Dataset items
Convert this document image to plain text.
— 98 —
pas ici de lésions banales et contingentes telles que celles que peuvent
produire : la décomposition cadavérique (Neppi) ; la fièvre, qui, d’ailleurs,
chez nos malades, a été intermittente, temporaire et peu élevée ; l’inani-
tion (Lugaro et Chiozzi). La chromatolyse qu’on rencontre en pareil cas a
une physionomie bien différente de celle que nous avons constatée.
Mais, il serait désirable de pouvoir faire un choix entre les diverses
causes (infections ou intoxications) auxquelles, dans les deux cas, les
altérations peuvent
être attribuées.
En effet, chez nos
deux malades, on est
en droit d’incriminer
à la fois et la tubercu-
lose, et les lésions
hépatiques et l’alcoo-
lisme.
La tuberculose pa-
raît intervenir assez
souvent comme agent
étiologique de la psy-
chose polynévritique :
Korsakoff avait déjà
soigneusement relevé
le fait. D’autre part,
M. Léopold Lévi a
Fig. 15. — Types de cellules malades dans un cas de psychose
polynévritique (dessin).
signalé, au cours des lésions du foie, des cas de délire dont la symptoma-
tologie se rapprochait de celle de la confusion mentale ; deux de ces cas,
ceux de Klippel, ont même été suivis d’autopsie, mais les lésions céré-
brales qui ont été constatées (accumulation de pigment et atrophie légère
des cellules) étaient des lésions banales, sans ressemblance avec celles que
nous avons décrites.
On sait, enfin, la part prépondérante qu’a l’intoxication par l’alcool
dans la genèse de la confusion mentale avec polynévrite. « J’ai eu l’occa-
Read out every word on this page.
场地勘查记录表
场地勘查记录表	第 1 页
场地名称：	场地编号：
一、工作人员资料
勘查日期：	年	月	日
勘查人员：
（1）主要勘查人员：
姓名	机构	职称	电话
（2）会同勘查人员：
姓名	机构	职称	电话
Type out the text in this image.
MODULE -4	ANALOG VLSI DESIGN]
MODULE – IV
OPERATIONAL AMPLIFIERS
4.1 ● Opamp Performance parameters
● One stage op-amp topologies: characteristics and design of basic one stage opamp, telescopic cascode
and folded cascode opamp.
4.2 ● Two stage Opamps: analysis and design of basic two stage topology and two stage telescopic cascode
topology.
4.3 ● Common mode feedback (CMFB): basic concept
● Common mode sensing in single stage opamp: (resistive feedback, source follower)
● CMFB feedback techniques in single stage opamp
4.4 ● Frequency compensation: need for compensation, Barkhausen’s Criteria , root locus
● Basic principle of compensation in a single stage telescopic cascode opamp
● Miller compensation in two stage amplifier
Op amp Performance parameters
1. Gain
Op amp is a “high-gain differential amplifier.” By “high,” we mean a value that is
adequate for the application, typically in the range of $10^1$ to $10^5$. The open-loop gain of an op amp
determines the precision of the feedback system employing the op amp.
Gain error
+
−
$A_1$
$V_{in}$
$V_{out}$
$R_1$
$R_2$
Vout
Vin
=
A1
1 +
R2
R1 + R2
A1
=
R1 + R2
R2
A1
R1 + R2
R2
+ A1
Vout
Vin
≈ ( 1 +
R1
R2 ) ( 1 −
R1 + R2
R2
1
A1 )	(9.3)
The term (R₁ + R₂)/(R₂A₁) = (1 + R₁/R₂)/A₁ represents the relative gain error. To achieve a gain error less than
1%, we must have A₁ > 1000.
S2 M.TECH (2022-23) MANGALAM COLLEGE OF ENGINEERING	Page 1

Task brief ::
Every line above that contains the word "dans" should be reported.

Exercise response ::
causes (infections ou intoxications) auxquelles, dans les deux cas, les
Fig. 15. — Types de cellules malades dans un cas de psychose
dans la genèse de la confusion mentale avec polynévrite. « J’ai eu l’occa-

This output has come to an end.